§ Directions for this task
From the listing below, select every line where the word "质子数小于核外电子数为阴离子" appears.

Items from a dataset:

--------------------------------

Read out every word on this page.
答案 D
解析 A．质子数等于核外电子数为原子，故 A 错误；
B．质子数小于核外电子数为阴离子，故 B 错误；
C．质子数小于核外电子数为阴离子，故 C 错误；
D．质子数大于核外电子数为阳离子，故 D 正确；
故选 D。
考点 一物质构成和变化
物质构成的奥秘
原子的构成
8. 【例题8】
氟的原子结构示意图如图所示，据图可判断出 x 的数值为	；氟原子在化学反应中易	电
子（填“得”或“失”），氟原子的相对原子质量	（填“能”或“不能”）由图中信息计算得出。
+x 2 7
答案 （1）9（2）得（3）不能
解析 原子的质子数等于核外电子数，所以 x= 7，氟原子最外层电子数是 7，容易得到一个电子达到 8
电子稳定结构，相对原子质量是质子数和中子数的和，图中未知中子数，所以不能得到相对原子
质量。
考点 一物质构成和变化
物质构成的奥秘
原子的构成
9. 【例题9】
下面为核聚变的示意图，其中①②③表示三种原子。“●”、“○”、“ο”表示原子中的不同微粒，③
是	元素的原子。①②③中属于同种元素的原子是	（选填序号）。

--------------------------------

§ Answer for the task
B．质子数小于核外电子数为阴离子，故 B 错误；
C．质子数小于核外电子数为阴离子，故 C 错误；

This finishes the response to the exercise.